**STATED GOAL**
Which lines hold the string "JSON"? Copy every one of them.

>> Start SUPPLIED INFORMATION

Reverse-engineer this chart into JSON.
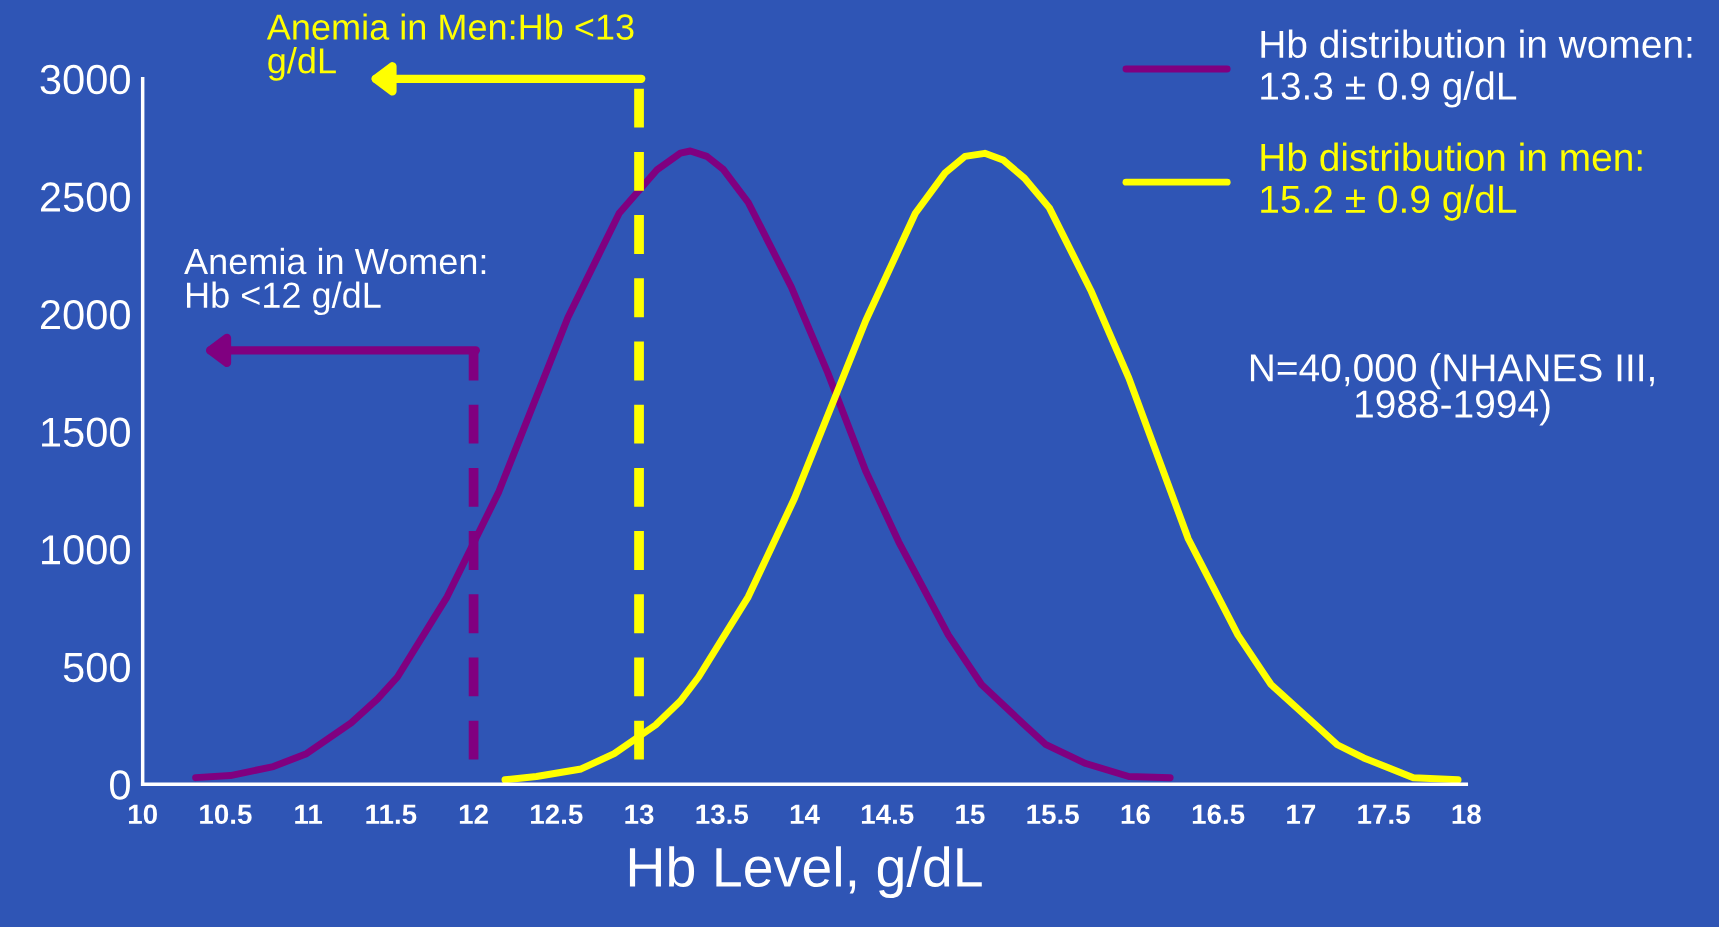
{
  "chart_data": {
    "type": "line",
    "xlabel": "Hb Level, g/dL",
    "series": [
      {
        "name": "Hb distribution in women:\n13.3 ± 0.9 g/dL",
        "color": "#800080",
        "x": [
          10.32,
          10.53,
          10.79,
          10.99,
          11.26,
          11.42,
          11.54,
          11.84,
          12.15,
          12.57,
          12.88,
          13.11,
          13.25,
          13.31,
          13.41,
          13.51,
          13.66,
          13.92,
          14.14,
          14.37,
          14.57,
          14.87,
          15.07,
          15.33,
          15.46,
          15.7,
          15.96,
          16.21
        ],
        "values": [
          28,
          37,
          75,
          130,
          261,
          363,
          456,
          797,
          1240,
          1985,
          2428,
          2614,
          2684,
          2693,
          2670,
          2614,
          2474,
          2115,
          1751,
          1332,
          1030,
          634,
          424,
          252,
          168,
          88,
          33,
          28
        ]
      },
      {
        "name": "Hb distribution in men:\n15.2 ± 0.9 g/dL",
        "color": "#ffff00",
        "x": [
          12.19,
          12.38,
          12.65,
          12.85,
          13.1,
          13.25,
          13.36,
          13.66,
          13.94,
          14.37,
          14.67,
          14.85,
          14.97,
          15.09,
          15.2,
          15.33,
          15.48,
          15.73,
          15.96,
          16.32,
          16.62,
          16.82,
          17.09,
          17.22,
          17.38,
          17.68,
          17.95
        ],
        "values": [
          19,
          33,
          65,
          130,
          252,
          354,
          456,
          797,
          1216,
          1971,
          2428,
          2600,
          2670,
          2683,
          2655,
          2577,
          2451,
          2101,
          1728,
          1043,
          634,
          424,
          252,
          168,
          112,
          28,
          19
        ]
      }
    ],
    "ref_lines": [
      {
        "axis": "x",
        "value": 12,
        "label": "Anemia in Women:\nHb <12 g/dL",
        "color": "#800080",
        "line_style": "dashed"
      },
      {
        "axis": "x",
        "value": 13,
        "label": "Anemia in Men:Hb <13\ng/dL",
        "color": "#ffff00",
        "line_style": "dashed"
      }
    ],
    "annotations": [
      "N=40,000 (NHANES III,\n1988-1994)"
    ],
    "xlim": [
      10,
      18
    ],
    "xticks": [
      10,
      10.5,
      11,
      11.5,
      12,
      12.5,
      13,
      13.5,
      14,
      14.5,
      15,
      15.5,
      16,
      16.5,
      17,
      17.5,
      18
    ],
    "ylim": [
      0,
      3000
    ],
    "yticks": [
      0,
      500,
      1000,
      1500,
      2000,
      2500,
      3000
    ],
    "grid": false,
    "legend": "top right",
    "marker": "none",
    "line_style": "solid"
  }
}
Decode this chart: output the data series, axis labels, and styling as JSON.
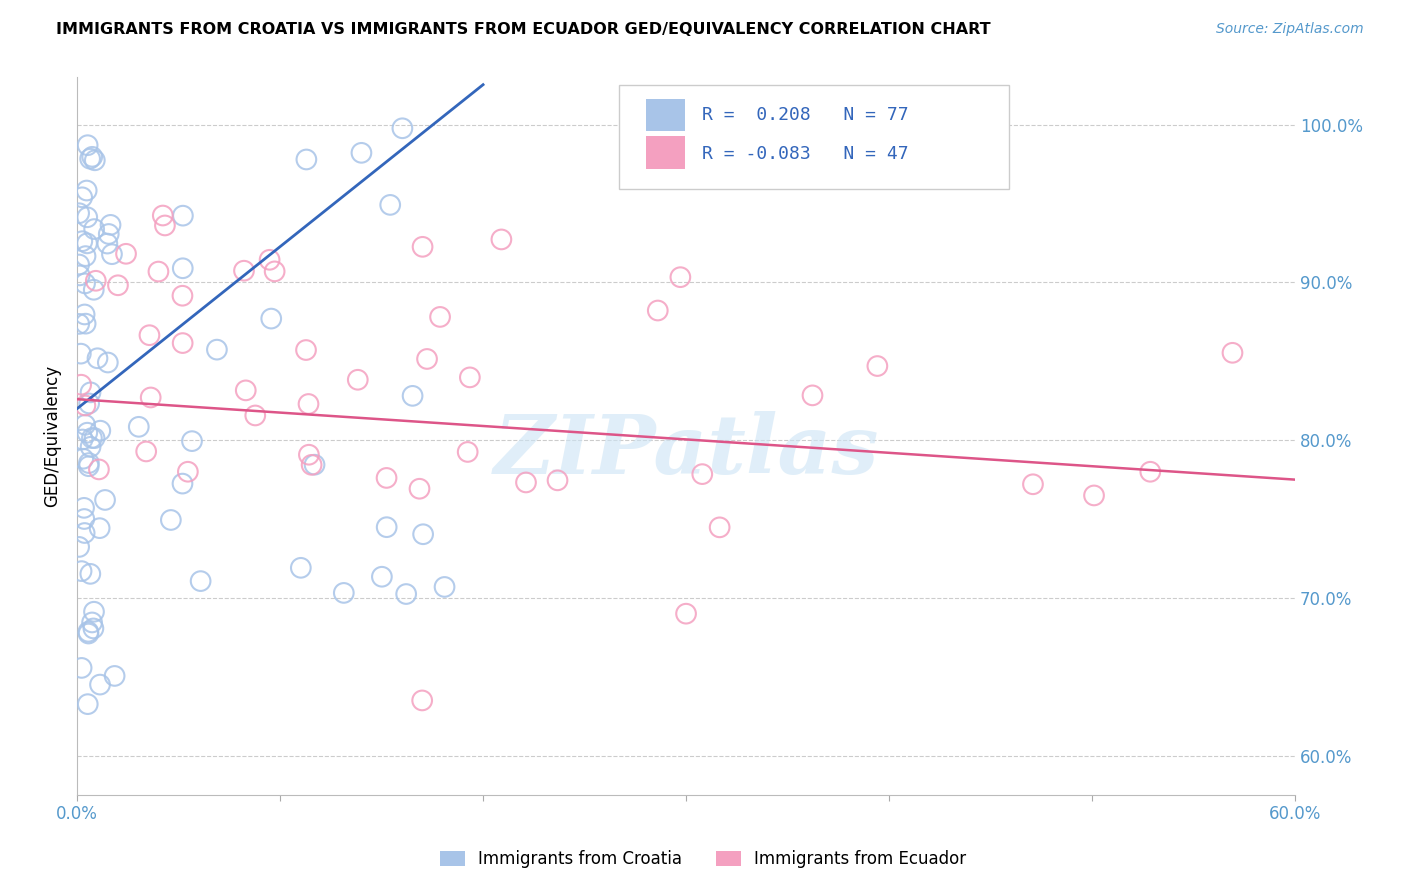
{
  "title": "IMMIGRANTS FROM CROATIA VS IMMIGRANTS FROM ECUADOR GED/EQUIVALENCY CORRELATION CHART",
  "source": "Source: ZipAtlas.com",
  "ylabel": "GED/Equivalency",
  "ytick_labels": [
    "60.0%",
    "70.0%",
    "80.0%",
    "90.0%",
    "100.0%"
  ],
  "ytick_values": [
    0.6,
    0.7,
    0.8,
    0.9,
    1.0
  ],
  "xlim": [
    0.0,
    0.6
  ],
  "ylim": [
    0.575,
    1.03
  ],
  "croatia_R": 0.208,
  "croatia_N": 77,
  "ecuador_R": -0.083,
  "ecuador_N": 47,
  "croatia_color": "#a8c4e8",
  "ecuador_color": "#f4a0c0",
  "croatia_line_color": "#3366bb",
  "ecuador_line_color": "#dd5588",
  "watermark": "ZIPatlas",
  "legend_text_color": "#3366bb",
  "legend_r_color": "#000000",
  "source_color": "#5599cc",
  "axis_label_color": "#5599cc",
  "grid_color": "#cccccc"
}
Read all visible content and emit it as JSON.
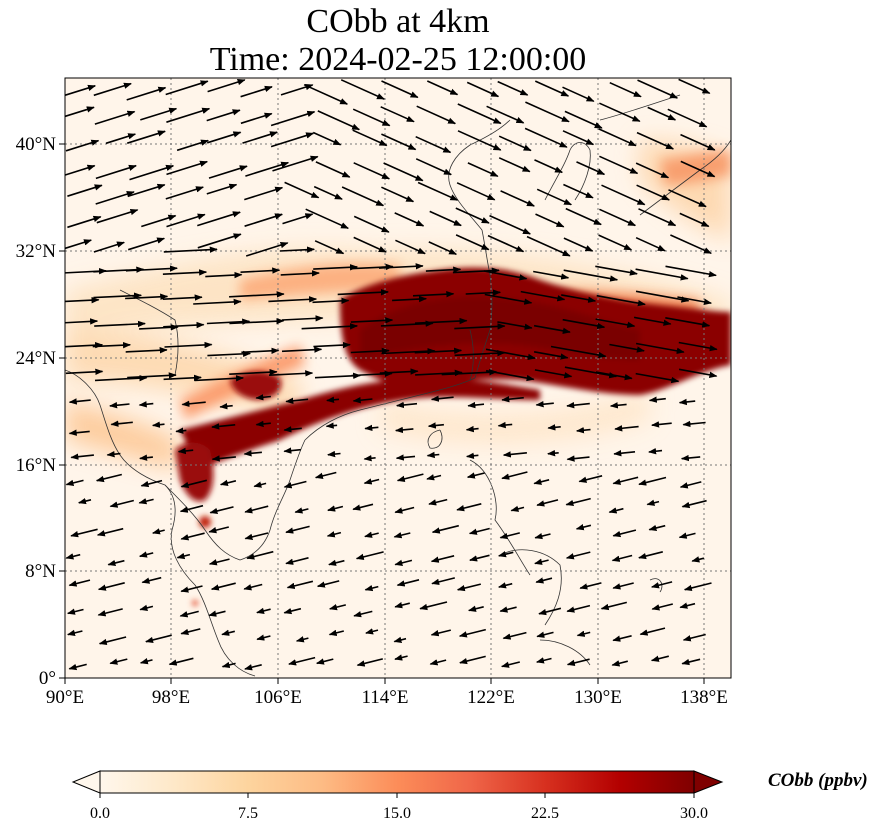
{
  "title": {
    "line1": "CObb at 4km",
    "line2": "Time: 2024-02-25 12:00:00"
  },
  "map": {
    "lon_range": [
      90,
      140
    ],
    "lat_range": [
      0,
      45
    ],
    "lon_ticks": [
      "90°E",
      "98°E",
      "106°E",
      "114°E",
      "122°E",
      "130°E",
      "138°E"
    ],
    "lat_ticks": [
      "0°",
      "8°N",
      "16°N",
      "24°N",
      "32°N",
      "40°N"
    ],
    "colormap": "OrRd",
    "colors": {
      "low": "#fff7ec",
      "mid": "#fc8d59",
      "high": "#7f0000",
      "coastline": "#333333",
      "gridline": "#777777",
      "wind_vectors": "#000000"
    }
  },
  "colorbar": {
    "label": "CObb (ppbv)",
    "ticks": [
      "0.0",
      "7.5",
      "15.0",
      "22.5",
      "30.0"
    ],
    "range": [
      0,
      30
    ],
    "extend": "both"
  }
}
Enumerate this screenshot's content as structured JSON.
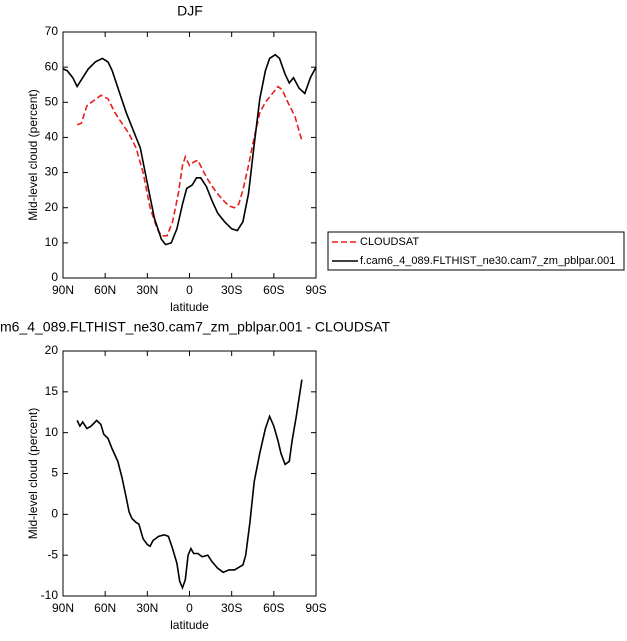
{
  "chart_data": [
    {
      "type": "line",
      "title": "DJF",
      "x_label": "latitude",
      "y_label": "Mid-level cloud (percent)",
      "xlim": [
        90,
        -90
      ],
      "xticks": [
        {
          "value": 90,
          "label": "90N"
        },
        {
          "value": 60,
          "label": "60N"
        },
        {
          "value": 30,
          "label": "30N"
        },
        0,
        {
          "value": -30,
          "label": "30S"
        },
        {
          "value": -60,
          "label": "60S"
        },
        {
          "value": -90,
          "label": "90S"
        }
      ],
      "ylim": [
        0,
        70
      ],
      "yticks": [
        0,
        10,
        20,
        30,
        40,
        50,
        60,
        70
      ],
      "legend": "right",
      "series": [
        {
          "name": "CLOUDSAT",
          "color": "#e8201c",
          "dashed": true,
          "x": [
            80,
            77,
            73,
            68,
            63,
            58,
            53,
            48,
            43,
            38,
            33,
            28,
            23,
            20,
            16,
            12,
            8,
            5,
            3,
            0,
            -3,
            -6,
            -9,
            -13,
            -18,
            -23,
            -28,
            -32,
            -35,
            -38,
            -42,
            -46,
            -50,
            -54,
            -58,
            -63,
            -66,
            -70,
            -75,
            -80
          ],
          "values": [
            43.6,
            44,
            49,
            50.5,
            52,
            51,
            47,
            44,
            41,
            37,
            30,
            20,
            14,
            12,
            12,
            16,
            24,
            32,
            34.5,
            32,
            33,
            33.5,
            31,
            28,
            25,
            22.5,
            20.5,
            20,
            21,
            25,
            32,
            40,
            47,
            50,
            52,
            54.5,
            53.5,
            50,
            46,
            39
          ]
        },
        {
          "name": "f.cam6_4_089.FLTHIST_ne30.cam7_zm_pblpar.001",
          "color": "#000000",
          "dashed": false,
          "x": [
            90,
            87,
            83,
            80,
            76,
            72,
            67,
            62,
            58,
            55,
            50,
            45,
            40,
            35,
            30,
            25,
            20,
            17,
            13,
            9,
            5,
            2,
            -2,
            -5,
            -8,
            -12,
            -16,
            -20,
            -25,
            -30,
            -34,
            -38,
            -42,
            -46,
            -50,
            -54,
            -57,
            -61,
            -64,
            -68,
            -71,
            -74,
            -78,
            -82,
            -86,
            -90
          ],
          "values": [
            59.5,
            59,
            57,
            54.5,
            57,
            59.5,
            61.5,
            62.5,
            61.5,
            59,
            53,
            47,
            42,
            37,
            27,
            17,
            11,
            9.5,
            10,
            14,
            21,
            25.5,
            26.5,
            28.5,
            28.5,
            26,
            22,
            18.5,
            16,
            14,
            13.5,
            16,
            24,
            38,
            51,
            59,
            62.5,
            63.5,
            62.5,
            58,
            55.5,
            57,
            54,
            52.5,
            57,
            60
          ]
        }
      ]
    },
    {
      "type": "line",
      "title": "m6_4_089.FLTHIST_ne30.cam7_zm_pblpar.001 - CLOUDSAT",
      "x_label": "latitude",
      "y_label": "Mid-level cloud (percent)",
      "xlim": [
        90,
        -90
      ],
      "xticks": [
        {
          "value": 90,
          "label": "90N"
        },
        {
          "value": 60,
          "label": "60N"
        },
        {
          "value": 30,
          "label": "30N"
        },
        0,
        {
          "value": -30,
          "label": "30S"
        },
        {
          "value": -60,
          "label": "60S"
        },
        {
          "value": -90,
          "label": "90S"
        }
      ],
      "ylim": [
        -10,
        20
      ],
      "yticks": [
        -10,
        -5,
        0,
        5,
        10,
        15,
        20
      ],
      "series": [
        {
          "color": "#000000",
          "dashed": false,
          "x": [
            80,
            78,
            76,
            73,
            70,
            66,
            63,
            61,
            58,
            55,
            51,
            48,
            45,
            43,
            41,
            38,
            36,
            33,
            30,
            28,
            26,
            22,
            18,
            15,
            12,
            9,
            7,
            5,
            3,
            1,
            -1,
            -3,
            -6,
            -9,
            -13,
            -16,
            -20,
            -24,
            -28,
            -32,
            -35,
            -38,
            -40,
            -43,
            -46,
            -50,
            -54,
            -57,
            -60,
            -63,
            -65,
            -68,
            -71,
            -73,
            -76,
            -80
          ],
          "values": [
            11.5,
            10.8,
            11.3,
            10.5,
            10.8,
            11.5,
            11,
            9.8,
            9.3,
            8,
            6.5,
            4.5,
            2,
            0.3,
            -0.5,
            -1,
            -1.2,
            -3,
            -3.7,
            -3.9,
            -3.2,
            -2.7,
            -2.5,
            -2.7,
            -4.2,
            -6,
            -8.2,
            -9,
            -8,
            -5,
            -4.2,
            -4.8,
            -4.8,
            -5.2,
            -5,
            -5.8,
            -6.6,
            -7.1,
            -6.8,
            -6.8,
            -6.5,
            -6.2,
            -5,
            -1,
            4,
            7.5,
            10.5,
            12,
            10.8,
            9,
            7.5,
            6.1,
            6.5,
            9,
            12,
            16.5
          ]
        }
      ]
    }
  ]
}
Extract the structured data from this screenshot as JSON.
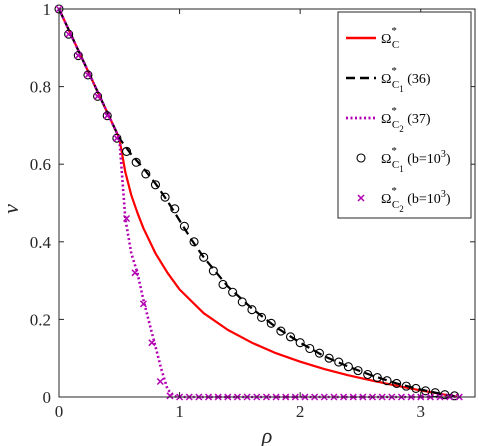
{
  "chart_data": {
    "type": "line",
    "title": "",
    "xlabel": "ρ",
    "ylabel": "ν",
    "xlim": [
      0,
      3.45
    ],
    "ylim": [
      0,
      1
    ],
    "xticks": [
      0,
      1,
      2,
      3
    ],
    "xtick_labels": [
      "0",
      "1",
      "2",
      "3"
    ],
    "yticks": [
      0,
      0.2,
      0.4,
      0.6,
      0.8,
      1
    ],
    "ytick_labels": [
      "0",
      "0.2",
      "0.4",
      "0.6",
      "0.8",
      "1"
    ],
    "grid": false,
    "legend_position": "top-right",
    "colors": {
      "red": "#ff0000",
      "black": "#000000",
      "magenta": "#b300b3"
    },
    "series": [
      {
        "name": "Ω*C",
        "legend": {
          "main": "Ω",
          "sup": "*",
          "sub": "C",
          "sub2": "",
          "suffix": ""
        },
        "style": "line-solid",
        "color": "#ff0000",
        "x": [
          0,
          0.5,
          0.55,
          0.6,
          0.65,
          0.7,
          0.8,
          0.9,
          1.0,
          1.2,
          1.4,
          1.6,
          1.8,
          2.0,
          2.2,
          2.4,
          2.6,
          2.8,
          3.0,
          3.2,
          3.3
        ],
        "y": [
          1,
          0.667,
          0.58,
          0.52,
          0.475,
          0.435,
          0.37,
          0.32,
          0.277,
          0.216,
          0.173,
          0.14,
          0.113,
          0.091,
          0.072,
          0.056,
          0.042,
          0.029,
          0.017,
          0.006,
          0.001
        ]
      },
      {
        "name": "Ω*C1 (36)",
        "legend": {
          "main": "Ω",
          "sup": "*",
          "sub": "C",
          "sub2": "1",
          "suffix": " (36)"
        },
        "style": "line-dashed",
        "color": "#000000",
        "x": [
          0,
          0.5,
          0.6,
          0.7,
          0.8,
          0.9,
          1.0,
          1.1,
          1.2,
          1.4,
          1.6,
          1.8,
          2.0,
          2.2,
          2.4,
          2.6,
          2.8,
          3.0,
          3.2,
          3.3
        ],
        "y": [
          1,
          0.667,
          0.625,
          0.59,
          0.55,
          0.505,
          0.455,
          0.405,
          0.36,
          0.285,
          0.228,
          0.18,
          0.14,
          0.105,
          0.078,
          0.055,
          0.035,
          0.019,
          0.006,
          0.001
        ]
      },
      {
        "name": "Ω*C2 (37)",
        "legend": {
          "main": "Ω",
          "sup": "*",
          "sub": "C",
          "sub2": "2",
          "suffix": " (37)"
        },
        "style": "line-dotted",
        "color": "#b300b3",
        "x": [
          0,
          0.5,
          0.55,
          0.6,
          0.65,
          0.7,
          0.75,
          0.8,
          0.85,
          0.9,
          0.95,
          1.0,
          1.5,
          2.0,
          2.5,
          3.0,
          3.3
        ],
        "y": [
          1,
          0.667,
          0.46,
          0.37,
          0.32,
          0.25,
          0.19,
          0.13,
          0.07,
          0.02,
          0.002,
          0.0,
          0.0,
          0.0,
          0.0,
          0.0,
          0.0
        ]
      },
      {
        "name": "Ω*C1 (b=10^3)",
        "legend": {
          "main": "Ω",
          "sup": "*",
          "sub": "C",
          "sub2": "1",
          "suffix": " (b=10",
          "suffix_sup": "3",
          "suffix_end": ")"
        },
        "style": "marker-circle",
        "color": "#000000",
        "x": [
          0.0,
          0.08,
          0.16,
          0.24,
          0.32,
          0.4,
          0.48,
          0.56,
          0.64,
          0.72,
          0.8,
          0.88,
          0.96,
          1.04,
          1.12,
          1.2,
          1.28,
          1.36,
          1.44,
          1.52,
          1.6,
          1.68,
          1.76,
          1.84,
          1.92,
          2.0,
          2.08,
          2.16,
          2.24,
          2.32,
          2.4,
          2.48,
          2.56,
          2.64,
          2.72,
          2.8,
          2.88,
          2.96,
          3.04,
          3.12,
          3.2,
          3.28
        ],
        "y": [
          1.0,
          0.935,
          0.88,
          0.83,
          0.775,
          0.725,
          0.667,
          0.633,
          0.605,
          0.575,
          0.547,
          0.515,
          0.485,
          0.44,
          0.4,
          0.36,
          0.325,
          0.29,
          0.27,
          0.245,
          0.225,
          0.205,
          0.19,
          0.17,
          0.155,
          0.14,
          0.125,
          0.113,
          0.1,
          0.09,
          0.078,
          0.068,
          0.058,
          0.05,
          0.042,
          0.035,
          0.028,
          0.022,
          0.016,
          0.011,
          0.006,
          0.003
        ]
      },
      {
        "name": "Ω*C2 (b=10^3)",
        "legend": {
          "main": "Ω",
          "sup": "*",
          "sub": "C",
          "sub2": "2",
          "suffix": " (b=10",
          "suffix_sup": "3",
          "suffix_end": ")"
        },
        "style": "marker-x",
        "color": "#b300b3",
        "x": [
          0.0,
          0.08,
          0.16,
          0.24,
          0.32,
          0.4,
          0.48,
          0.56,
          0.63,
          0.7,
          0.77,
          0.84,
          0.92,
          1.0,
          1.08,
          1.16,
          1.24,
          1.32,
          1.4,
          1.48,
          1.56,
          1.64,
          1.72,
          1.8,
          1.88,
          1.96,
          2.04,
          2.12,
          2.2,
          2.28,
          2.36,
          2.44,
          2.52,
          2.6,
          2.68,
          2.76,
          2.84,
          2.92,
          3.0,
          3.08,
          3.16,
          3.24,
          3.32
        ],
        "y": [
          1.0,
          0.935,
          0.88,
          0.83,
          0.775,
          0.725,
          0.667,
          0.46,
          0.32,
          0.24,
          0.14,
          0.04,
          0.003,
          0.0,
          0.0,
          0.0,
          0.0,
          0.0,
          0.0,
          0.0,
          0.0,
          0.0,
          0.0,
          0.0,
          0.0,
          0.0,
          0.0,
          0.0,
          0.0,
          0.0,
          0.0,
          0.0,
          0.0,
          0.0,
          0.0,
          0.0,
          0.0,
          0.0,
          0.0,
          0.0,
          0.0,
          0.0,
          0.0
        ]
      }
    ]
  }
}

>> End SUPPLIED INFORMATION

**RIGHT ANSWER**
Reverse-engineer this chart into JSON.
Decode this chart: output the data series, axis labels, and styling as JSON.
Read all visible content and emit it as JSON.
Enumerate this screenshot's content as structured JSON.
Extract the structured data from this screenshot as JSON.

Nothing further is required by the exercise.